Traffic inexplicably blocked

Hi everyone,

Once again, I struggle to understand how OpenWRT 20.03's firewall works.

I have a synology NAS whith Plex on it.
It is "flooding" the network with UDP packets on UDP ports 32410, 32412, 32413 and 32414.
Whether or not it is legitimate, I do not care for now.
What bothers me is that it seems like OpenWRT is blocking this traffic as my logs are filled with these :

reject lan in: IN=br-lan OUT= MAC=ff:ff:ff:ff:ff:ff:00:xx:xx:xx:xx:xx:xx:00 SRC=10.22.22.192 DST=10.22.22.255 LEN=49 TOS=0x00 PREC=0x00 TTL=64 ID=36463 DF PROTO=UDP SPT=51347 DPT=32412 LEN=29
reject lan in: IN=br-lan OUT= MAC=ff:ff:ff:ff:ff:ff:00:xx:xx:xx:xx:xx:xx:00 SRC=10.22.22.192 DST=10.22.22.255 LEN=49 TOS=0x00 PREC=0x00 TTL=64 ID=38848 DF PROTO=UDP SPT=42063 DPT=32414 LEN=29
reject lan in: IN=br-lan OUT= MAC=ff:ff:ff:ff:ff:ff:00:xx:xx:xx:xx:xx:xx:00 SRC=10.22.22.192 DST=10.22.22.255 LEN=49 TOS=0x00 PREC=0x00 TTL=64 ID=41083 DF PROTO=UDP SPT=51347 DPT=32412 LEN=29

First, I do not understand why the firewall is blocking traffic inside a single zone.
Just to be sure, I set up rules to specifically allow this traffic.... And it does nothing.

[Actions to take]:
- A) Translate this sentence from the forum post into Spanish: "First, I do not understand why the firewall is blocking traffic inside a single zone."
- B) Copy the forum post from "Whether or not" up to and including "a single zone.".
- C) According to the forum post, which UDP ports is the Synology NAS flooding the network on?

Stored dataset items:

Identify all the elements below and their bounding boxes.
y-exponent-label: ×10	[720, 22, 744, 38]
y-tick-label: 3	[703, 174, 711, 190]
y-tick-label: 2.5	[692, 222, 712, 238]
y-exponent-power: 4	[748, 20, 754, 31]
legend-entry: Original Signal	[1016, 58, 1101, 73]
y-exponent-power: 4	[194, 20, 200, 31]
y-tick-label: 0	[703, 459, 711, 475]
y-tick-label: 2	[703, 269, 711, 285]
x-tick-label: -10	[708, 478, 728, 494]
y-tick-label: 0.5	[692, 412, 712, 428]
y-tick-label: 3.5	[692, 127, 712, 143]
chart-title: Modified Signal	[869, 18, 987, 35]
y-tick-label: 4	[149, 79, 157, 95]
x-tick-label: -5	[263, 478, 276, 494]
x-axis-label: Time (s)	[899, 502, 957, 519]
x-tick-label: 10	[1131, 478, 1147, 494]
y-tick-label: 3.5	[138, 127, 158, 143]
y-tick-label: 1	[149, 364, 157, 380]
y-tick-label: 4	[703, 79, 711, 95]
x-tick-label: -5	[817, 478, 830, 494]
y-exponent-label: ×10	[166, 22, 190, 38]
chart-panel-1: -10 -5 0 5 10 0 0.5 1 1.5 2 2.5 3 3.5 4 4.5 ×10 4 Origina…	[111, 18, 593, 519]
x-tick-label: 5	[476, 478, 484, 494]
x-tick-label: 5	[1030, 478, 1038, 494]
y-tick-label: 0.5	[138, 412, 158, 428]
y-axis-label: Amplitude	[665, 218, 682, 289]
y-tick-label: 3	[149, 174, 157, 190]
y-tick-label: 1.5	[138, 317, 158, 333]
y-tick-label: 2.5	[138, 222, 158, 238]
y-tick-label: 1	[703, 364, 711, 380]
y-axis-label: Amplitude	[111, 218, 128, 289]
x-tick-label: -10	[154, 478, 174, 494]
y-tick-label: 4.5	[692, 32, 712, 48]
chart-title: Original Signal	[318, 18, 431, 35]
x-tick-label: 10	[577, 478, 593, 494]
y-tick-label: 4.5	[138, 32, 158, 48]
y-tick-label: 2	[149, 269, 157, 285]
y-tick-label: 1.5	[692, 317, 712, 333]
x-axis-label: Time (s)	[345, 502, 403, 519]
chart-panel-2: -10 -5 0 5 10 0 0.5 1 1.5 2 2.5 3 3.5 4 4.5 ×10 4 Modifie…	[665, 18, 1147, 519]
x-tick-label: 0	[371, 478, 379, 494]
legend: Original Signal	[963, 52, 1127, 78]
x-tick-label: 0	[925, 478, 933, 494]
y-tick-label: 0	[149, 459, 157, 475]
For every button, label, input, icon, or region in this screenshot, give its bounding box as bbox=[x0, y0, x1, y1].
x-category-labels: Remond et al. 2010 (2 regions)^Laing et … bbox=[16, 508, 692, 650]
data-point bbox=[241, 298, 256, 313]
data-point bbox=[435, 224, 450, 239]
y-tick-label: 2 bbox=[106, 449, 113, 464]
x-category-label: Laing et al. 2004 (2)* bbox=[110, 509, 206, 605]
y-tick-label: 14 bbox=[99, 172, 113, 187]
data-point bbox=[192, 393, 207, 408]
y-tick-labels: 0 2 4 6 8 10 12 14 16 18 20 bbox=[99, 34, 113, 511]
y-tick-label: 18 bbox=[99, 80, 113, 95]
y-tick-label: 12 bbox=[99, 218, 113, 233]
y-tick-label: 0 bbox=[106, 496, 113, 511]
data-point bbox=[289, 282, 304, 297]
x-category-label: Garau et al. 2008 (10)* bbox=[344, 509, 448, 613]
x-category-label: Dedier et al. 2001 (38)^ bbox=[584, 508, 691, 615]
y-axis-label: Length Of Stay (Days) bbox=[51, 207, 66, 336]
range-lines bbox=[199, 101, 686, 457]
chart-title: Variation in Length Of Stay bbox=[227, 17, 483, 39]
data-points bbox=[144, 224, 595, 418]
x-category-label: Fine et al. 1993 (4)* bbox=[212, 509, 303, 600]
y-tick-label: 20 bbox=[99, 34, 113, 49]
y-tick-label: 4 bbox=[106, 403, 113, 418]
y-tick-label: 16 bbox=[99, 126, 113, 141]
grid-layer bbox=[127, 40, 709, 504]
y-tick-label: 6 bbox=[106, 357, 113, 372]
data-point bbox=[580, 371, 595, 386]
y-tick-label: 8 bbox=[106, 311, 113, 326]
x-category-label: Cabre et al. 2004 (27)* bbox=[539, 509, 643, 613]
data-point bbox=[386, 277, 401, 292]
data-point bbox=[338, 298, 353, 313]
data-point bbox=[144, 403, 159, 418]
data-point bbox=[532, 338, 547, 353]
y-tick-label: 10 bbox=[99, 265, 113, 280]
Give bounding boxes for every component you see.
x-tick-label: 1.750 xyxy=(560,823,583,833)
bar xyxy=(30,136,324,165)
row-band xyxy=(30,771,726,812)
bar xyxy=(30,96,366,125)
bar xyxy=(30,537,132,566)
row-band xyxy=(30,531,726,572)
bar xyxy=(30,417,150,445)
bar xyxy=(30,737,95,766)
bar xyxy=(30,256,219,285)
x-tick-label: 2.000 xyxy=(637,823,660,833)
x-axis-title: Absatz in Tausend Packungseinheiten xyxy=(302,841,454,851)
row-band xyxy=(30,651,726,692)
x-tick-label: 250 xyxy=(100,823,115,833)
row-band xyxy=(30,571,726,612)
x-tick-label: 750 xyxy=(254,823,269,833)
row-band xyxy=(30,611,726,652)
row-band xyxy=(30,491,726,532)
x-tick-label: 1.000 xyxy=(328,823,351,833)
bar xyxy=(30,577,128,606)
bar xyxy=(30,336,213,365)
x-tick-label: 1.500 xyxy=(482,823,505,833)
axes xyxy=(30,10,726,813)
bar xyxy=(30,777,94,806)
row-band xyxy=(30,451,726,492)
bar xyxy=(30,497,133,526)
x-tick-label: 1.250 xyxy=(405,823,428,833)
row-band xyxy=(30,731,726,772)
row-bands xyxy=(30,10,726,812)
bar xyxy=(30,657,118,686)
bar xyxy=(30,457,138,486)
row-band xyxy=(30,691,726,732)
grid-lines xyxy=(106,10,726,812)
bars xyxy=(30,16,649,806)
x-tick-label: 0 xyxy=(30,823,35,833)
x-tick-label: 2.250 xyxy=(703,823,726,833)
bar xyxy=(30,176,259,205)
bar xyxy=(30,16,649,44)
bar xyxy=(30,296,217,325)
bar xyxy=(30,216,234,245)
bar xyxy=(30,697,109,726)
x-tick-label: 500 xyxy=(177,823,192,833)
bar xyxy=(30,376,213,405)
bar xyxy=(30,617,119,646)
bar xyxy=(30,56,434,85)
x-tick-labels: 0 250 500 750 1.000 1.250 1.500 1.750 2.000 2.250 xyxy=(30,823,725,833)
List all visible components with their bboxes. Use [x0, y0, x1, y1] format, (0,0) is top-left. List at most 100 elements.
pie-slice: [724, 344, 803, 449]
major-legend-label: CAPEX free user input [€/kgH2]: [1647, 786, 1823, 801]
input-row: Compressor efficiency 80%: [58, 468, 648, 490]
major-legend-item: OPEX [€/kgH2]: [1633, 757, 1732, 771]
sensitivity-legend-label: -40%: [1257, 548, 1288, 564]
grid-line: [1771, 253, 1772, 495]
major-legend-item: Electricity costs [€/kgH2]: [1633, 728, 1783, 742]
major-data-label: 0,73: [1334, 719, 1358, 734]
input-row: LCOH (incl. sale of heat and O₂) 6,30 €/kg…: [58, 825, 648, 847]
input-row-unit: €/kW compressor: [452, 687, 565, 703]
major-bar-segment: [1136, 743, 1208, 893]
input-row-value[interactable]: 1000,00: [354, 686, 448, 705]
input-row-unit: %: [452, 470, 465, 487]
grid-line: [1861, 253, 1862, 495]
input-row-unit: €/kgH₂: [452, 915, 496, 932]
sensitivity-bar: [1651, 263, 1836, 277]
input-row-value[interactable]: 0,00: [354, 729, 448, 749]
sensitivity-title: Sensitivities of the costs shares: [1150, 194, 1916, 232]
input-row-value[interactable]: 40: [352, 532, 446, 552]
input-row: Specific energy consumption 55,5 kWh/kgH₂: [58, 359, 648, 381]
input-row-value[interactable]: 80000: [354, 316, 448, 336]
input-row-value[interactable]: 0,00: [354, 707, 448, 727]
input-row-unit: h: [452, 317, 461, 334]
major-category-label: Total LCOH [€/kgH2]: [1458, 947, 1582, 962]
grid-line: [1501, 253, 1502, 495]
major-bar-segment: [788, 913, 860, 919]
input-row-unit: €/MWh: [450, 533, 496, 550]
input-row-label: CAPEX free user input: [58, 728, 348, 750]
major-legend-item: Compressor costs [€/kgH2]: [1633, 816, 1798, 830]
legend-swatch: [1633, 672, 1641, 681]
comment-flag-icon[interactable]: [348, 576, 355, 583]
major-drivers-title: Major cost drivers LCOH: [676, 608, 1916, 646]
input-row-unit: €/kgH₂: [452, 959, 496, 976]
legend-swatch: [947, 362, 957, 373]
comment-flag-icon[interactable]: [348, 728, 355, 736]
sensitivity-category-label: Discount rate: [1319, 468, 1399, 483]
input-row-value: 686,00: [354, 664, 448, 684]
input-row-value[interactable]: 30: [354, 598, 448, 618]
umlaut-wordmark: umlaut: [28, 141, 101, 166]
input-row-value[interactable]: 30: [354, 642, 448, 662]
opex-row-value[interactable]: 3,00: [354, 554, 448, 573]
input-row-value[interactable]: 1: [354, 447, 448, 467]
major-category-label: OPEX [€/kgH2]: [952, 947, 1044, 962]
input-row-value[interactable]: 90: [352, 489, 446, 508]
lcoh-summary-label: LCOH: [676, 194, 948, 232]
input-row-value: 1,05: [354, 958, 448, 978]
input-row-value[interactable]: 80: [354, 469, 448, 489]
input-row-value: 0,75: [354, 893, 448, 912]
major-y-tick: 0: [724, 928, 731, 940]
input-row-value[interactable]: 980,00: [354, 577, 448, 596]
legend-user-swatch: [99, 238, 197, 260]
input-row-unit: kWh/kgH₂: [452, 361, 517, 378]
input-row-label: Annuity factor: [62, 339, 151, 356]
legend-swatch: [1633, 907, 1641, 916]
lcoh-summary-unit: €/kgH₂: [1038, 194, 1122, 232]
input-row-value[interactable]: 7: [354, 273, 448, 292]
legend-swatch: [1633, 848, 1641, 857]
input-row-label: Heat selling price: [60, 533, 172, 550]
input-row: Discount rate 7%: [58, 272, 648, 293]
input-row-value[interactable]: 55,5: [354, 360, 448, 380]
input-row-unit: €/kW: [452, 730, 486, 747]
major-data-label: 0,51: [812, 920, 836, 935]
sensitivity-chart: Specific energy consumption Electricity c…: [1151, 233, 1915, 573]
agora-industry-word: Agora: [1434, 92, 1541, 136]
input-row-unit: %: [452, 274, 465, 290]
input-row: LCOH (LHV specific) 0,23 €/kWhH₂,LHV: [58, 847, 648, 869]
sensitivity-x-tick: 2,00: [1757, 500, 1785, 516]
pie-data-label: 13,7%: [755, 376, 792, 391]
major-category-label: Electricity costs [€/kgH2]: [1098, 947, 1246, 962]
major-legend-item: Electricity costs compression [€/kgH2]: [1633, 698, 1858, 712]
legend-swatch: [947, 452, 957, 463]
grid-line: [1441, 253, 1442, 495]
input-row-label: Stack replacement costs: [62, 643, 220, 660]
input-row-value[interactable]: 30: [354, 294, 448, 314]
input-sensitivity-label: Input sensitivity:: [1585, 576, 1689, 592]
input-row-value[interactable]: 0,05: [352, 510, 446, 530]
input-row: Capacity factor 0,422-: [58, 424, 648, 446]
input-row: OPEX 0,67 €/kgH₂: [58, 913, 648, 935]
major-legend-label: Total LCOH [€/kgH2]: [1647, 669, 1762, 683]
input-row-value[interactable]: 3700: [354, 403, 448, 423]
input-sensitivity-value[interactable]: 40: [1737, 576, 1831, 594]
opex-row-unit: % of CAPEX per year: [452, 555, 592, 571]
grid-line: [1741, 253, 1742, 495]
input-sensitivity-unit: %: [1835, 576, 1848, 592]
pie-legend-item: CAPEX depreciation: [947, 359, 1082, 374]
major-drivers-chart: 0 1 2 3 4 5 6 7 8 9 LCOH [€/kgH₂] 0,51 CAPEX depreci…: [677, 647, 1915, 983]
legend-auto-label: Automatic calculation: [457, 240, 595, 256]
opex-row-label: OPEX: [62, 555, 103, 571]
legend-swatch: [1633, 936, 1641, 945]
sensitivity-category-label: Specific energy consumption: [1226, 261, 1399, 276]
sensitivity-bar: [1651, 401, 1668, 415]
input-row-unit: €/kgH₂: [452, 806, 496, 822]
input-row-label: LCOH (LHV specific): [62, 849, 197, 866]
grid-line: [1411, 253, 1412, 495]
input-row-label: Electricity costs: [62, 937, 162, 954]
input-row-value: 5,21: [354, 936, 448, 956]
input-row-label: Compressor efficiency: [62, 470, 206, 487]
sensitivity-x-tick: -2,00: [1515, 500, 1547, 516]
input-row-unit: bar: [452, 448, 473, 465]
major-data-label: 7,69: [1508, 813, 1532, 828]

[Expected results]:
- A) Primero, no entiendo por qué el firewall está bloqueando el tráfico dentro de una sola zona.

- B)
Whether or not it is legitimate, I do not care for now.
What bothers me is that it seems like OpenWRT is blocking this traffic as my logs are filled with these :

reject lan in: IN=br-lan OUT= MAC=ff:ff:ff:ff:ff:ff:00:xx:xx:xx:xx:xx:xx:00 SRC=10.22.22.192 DST=10.22.22.255 LEN=49 TOS=0x00 PREC=0x00 TTL=64 ID=36463 DF PROTO=UDP SPT=51347 DPT=32412 LEN=29
reject lan in: IN=br-lan OUT= MAC=ff:ff:ff:ff:ff:ff:00:xx:xx:xx:xx:xx:xx:00 SRC=10.22.22.192 DST=10.22.22.255 LEN=49 TOS=0x00 PREC=0x00 TTL=64 ID=38848 DF PROTO=UDP SPT=42063 DPT=32414 LEN=29
reject lan in: IN=br-lan OUT= MAC=ff:ff:ff:ff:ff:ff:00:xx:xx:xx:xx:xx:xx:00 SRC=10.22.22.192 DST=10.22.22.255 LEN=49 TOS=0x00 PREC=0x00 TTL=64 ID=41083 DF PROTO=UDP SPT=51347 DPT=32412 LEN=29

First, I do not understand why the firewall is blocking traffic inside a single zone.

- C) UDP ports 32410, 32412, 32413 and 32414.